- Goal of the exercise -
Return a copy of each line that holds the string "arvosta".

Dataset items
[start]

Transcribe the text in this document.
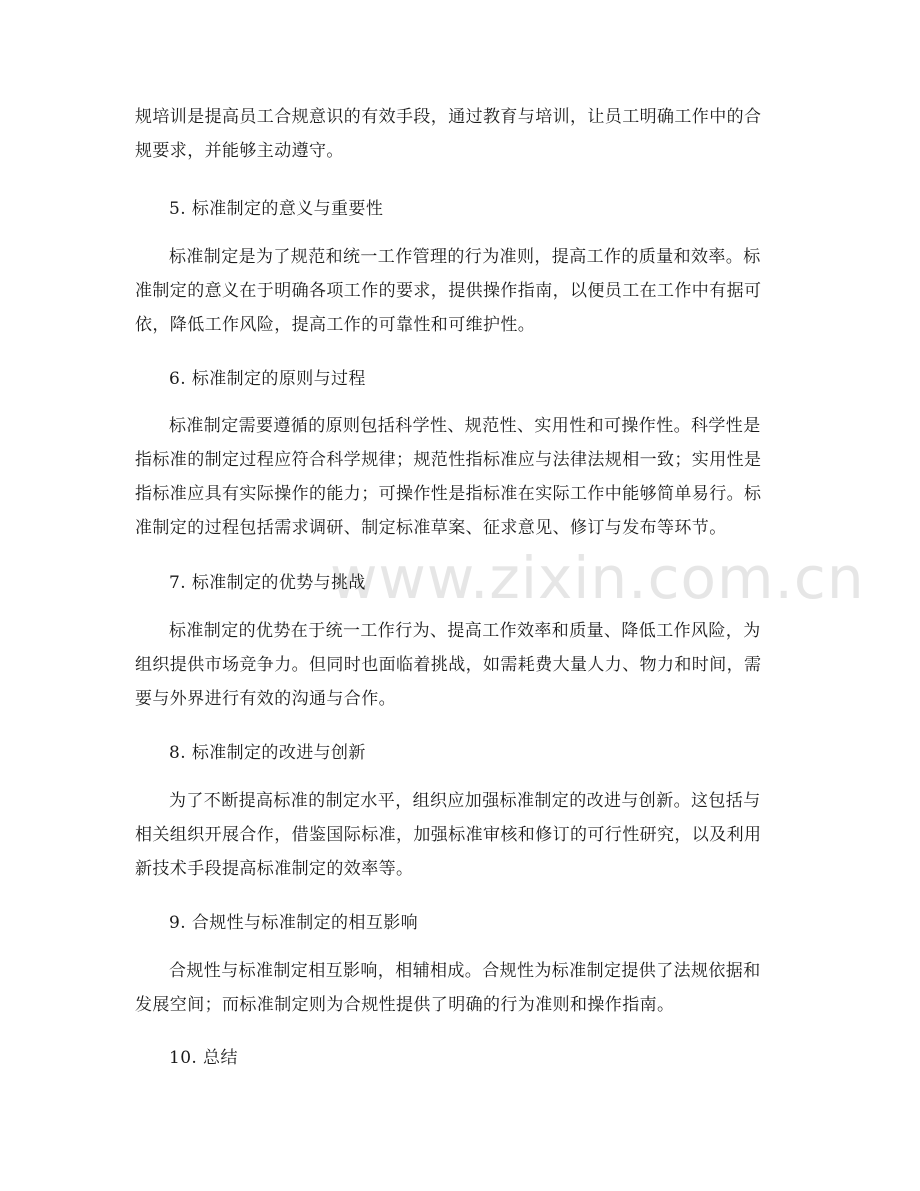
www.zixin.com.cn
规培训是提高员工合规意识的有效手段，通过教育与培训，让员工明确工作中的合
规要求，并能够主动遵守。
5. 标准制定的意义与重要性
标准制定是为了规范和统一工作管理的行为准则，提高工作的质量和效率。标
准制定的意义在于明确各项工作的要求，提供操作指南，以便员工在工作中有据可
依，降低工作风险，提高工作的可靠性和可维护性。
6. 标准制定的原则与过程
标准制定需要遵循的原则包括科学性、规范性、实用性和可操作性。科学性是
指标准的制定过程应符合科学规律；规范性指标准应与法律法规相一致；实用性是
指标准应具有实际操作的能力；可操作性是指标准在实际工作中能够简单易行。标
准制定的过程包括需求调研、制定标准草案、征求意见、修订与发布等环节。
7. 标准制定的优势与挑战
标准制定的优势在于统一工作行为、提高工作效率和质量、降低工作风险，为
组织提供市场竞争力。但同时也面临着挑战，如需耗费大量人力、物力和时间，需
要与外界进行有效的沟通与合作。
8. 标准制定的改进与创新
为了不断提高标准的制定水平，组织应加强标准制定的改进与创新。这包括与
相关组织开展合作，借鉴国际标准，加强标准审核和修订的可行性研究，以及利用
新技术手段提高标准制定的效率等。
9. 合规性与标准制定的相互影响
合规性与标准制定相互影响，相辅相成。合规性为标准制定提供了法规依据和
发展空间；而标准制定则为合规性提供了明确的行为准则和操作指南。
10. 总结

[end]
[start]

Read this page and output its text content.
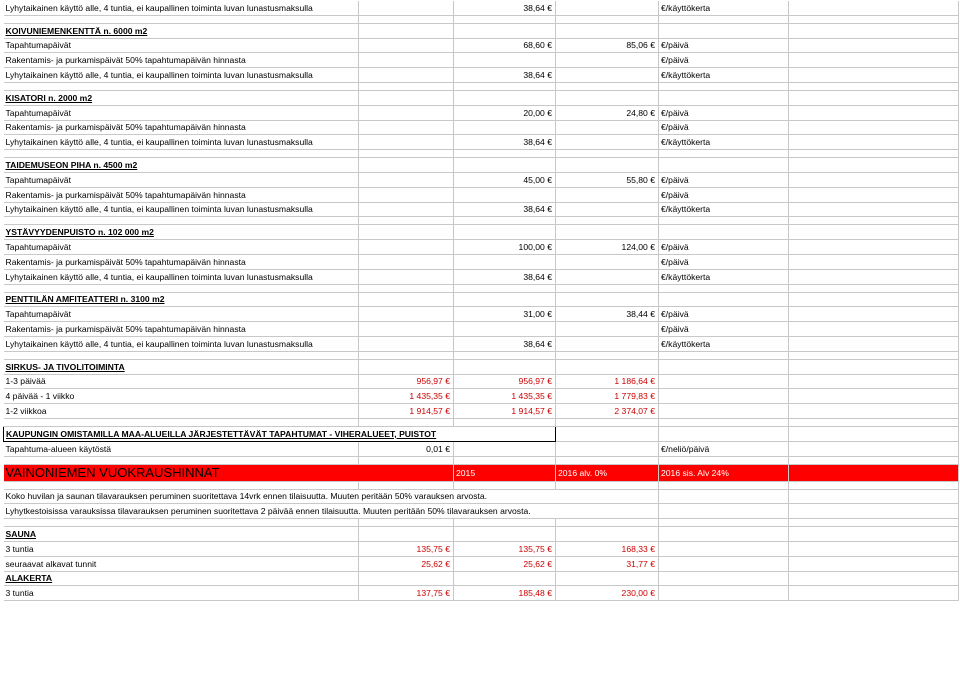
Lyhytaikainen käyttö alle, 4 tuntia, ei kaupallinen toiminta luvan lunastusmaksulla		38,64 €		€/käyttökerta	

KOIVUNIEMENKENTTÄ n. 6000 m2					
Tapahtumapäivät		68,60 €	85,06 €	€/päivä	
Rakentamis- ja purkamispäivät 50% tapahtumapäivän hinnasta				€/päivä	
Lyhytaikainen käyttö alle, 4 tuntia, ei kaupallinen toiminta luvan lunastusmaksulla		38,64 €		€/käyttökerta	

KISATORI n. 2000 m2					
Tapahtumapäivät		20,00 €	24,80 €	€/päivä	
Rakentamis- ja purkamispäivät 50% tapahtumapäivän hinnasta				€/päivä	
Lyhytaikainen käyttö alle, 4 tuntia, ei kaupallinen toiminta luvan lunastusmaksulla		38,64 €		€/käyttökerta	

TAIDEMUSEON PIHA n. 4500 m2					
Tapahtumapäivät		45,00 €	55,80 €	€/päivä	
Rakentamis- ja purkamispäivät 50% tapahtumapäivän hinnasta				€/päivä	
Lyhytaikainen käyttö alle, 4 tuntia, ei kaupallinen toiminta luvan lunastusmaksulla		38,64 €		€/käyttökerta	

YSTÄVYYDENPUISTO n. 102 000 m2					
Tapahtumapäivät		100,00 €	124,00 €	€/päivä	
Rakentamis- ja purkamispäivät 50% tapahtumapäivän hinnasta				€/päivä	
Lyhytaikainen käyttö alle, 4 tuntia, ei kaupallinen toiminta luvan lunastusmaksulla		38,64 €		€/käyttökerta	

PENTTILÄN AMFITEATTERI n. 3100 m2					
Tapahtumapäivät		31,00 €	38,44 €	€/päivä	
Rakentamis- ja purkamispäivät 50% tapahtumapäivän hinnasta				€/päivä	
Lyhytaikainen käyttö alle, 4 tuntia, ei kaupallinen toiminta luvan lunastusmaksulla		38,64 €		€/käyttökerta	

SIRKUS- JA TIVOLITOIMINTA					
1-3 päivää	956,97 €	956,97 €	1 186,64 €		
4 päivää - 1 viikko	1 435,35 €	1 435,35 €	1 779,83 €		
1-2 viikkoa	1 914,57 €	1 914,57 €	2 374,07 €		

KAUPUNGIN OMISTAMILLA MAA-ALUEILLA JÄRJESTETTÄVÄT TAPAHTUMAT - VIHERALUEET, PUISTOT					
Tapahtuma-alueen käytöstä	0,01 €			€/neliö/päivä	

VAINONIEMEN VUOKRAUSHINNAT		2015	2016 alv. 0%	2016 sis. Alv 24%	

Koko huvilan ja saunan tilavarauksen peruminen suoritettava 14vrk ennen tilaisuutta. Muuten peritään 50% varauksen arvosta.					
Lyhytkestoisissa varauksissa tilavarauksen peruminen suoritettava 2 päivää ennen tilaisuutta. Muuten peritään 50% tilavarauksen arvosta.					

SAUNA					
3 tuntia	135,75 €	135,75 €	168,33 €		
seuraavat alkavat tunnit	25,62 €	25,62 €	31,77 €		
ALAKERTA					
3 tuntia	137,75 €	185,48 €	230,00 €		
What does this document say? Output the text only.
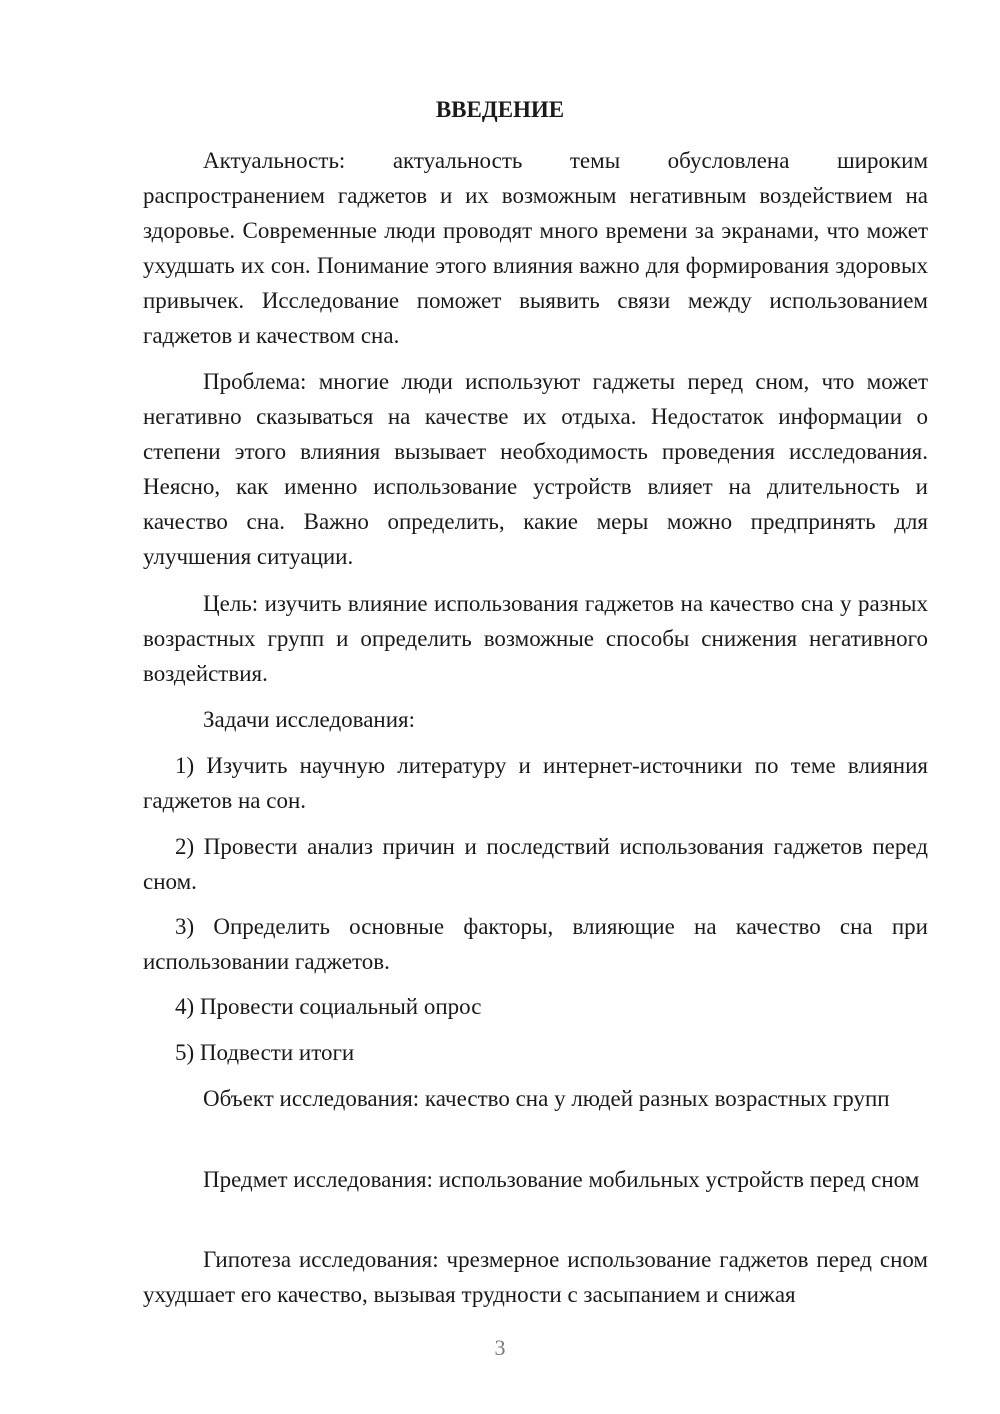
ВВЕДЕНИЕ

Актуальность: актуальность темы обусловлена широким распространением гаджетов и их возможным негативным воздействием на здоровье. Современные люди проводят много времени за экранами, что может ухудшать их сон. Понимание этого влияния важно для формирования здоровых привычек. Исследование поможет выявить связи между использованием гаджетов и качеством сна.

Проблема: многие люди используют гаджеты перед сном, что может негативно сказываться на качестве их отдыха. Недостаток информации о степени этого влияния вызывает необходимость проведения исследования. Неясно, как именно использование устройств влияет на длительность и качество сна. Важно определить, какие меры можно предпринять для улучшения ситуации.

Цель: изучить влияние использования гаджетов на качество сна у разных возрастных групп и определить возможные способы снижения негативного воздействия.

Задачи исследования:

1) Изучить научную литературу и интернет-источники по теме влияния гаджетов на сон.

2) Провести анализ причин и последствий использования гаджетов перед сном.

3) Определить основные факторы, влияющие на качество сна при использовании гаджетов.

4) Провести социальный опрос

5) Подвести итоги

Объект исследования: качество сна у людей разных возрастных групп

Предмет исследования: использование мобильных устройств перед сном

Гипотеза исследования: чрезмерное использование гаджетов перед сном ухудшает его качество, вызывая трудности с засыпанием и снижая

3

[end]
[start]

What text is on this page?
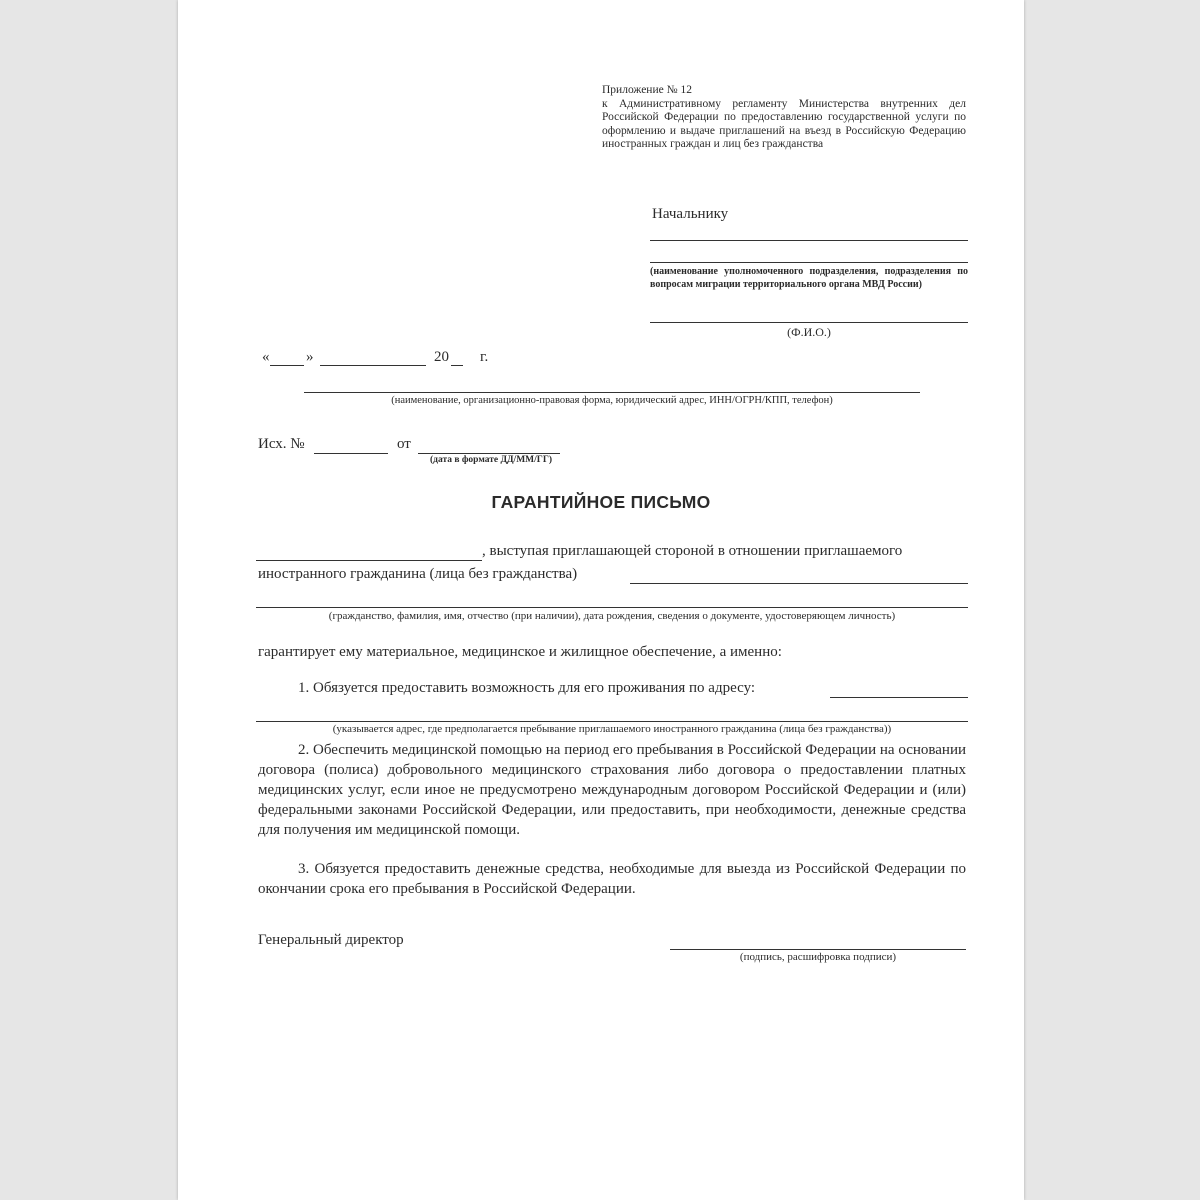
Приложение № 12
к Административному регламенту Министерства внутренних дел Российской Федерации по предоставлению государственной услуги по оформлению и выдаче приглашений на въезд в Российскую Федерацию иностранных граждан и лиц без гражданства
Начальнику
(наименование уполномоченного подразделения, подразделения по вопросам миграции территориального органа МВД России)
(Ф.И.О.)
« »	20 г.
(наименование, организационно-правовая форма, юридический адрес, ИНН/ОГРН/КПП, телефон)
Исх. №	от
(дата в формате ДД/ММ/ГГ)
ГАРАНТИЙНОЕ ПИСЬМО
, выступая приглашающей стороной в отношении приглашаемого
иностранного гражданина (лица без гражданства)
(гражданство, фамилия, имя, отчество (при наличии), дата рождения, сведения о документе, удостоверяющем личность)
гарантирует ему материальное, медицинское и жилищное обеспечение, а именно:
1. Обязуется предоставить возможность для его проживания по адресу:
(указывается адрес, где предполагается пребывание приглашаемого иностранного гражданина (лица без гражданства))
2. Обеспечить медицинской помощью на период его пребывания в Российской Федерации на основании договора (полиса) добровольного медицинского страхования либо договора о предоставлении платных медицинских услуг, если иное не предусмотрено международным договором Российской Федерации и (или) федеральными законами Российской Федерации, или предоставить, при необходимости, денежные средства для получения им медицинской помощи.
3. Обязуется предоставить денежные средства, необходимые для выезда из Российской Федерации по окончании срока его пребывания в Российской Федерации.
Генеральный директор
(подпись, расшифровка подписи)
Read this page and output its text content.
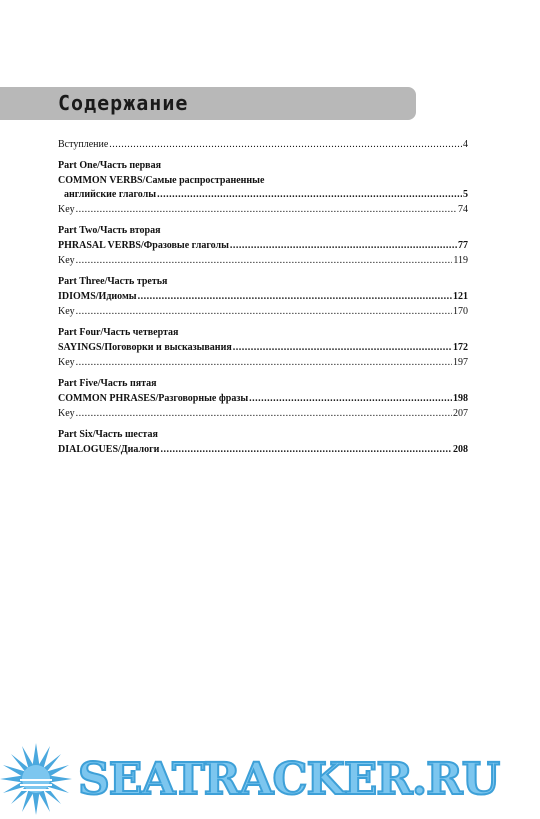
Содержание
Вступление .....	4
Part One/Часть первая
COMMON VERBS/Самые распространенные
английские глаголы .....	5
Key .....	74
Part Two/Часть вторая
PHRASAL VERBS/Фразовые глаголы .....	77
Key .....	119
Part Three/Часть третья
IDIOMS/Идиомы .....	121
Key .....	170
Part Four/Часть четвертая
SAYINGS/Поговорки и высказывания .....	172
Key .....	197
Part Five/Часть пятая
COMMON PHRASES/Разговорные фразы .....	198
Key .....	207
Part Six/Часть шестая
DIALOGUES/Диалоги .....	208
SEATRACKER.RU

[end]

- Task response -
Koko huvilan ja saunan tilavarauksen peruminen suoritettava 14vrk ennen tilaisuutta. Muuten peritään 50% varauksen arvosta.					
Lyhytkestoisissa varauksissa tilavarauksen peruminen suoritettava 2 päivää ennen tilaisuutta. Muuten peritään 50% tilavarauksen arvosta.					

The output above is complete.